# [Exercise]
Reply with one number: the count of lines in the data that hold the string "name".
* begin *
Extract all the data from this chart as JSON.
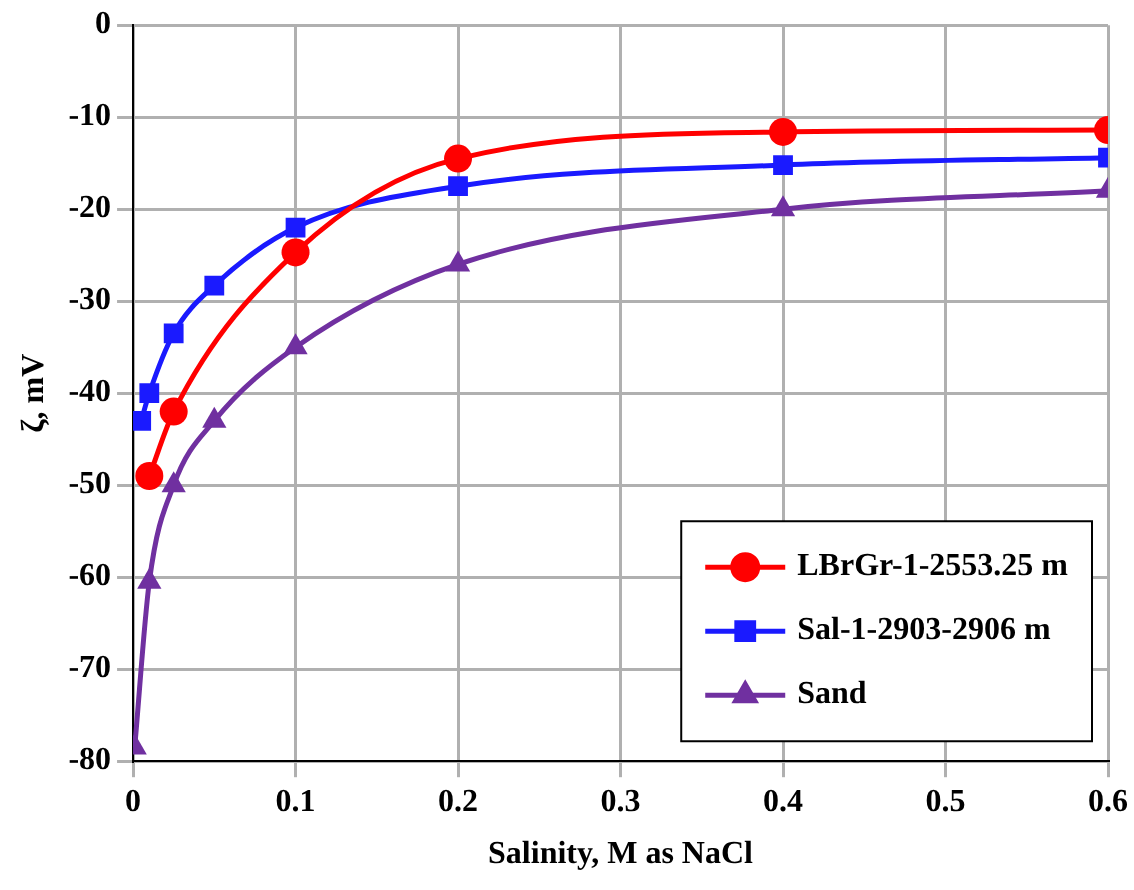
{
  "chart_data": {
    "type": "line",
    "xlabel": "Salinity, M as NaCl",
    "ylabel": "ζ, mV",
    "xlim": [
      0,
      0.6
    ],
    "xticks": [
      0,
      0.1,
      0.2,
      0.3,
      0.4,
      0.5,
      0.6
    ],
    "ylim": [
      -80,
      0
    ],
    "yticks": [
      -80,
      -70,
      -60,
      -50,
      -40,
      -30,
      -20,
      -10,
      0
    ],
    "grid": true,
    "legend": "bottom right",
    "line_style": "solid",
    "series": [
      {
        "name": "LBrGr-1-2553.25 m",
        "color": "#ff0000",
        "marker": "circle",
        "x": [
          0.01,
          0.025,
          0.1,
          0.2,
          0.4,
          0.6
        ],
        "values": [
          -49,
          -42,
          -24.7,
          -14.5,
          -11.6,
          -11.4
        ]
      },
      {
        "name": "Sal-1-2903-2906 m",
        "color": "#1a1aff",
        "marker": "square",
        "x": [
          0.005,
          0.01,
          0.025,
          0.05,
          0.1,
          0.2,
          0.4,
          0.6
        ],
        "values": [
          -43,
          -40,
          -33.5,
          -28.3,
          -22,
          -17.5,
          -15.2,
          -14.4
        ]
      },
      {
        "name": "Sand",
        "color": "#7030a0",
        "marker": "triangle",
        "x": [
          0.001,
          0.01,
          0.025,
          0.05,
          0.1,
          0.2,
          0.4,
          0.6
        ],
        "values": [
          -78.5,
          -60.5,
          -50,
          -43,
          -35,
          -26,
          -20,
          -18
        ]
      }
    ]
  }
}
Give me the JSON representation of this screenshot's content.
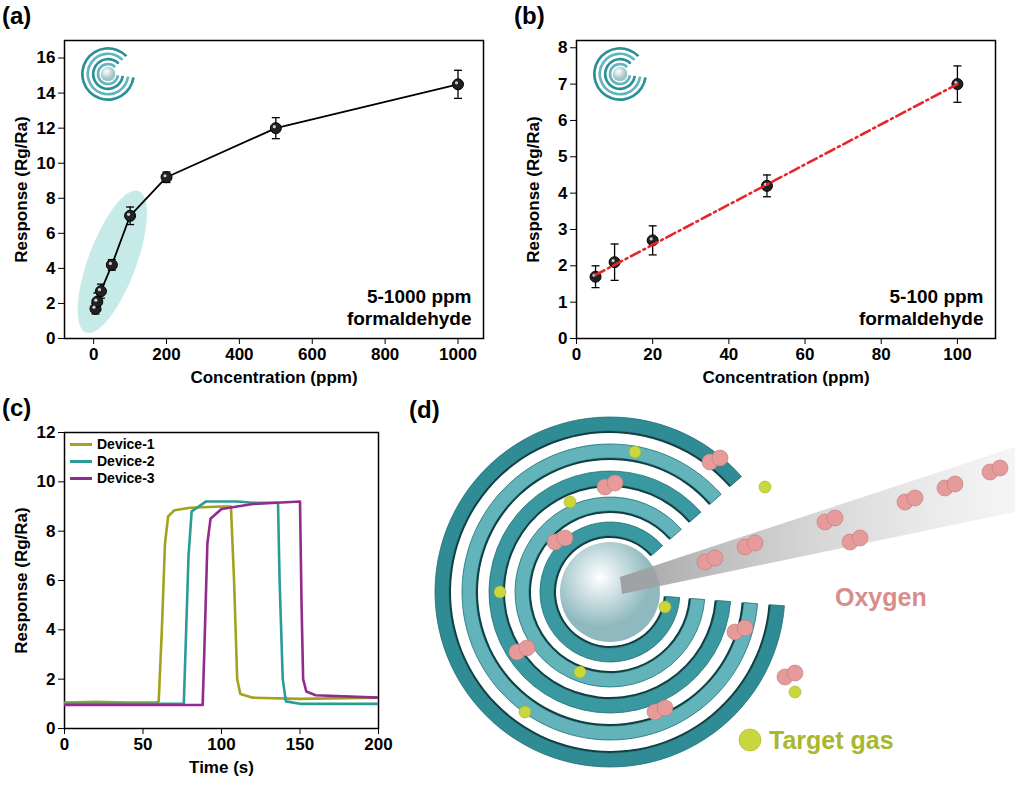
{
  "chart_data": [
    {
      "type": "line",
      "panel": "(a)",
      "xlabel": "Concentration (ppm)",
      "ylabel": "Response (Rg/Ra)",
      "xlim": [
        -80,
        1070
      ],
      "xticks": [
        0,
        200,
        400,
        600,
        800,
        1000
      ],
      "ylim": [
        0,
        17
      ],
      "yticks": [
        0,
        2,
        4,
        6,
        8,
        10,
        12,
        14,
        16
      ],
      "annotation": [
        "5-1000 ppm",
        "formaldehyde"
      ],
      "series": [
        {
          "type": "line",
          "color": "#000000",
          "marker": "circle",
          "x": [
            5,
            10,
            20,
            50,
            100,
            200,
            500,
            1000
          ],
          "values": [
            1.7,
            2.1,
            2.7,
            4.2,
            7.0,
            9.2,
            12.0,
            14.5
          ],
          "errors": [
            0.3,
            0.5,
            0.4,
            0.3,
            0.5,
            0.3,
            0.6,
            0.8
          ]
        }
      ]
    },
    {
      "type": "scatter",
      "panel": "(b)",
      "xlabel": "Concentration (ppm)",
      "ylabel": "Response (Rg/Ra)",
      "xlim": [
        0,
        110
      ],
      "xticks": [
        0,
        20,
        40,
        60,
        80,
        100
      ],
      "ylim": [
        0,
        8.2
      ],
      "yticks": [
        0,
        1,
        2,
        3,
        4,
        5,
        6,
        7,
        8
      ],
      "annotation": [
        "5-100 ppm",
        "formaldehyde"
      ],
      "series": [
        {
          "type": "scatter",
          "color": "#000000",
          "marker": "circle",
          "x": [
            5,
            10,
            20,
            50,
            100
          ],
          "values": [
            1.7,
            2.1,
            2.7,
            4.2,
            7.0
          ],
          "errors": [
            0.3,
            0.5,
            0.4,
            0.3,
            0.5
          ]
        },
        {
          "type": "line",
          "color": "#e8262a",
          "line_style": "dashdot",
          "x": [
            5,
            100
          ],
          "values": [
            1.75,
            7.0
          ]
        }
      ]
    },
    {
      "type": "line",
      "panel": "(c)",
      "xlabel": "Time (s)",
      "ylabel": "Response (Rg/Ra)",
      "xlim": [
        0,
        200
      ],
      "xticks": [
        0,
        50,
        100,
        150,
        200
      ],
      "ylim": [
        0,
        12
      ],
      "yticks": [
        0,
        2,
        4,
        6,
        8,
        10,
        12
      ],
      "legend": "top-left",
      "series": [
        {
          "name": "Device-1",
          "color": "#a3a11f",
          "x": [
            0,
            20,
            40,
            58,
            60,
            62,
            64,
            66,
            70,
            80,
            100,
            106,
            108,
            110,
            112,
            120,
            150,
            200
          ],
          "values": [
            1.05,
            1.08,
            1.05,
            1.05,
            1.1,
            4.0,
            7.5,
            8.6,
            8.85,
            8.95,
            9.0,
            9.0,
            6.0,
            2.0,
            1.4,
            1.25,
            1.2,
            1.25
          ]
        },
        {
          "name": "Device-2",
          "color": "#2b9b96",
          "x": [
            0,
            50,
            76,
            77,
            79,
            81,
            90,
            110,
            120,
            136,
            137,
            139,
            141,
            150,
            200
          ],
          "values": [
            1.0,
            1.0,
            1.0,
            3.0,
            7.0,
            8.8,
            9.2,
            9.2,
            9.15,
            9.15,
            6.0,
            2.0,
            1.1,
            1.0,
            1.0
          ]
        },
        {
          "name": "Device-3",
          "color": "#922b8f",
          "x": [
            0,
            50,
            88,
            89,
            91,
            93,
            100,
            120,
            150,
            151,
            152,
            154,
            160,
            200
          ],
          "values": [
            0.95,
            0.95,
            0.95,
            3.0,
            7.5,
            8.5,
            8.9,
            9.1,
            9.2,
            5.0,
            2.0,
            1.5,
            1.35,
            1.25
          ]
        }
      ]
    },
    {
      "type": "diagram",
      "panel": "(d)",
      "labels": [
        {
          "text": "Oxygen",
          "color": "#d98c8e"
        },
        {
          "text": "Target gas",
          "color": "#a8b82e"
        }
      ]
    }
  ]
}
* end *
* begin *
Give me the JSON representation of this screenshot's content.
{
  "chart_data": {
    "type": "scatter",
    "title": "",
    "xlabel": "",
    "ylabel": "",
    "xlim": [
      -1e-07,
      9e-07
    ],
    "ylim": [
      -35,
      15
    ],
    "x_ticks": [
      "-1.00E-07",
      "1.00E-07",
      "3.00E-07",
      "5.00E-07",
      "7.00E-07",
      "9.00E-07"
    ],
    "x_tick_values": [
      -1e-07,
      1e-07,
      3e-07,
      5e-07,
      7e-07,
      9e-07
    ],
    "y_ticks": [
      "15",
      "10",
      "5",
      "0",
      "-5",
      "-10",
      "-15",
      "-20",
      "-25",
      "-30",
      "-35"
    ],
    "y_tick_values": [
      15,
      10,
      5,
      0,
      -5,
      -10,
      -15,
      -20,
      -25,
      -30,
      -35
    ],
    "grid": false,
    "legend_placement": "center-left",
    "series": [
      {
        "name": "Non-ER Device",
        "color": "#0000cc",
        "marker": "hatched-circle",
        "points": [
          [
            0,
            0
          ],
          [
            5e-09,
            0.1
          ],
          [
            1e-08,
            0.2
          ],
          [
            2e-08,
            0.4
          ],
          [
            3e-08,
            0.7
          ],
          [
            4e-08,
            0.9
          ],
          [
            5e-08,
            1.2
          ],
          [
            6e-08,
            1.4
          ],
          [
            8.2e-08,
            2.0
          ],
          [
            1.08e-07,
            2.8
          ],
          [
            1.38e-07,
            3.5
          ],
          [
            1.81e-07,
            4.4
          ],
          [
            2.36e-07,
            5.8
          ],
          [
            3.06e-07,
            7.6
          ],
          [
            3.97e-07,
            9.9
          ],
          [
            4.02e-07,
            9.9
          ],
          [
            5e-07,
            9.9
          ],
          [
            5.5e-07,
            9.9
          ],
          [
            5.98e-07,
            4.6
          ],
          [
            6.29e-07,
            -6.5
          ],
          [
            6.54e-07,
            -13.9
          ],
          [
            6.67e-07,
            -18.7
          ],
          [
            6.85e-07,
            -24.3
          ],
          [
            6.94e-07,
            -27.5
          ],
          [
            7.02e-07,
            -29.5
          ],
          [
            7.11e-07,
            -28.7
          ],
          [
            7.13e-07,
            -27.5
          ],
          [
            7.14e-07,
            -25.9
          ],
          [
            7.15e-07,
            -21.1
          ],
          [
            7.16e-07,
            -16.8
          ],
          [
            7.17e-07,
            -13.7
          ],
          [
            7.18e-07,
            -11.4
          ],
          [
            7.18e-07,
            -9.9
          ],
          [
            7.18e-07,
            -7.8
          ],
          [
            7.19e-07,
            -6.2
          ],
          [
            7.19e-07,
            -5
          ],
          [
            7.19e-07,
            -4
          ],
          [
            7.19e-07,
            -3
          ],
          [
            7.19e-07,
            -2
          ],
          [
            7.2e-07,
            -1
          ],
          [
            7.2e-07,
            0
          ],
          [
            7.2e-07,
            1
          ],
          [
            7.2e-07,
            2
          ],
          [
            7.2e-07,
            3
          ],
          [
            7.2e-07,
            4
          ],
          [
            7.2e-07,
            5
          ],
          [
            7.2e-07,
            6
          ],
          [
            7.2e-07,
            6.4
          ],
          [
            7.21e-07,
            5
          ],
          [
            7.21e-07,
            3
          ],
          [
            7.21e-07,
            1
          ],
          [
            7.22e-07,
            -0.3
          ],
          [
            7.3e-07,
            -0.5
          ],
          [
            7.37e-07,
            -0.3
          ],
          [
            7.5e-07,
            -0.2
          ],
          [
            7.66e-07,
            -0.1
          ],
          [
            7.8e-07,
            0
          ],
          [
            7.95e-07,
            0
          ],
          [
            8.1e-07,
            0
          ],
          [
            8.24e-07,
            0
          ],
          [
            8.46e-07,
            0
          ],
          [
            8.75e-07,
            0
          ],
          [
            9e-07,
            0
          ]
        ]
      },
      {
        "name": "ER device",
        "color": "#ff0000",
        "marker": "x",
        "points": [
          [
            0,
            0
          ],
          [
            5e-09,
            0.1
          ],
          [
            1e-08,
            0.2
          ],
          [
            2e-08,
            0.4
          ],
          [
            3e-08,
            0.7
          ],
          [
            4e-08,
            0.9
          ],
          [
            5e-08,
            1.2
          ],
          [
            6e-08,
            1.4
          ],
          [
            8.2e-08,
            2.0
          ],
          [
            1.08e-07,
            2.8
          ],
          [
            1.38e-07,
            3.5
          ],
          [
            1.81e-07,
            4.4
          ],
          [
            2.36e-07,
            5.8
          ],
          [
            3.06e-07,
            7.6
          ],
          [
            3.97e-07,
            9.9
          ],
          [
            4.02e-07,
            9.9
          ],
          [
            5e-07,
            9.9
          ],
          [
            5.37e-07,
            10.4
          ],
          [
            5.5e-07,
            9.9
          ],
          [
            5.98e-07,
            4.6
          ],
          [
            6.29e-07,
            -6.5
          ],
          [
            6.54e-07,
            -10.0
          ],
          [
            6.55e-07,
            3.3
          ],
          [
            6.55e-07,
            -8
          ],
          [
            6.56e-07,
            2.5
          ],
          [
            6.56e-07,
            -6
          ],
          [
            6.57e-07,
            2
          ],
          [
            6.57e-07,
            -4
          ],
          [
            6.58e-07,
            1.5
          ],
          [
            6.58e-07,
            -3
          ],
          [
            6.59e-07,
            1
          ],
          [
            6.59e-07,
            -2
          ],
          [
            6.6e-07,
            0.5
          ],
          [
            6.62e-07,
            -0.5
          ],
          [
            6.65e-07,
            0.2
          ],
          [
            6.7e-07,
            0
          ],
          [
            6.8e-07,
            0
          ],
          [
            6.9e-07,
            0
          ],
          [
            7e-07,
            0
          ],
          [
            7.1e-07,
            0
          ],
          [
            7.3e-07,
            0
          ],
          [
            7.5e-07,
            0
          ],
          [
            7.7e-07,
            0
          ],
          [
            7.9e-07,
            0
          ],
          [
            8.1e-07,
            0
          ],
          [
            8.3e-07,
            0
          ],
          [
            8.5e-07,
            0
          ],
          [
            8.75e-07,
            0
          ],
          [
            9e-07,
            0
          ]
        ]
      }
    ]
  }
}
* end *
# [Answer for the task]
8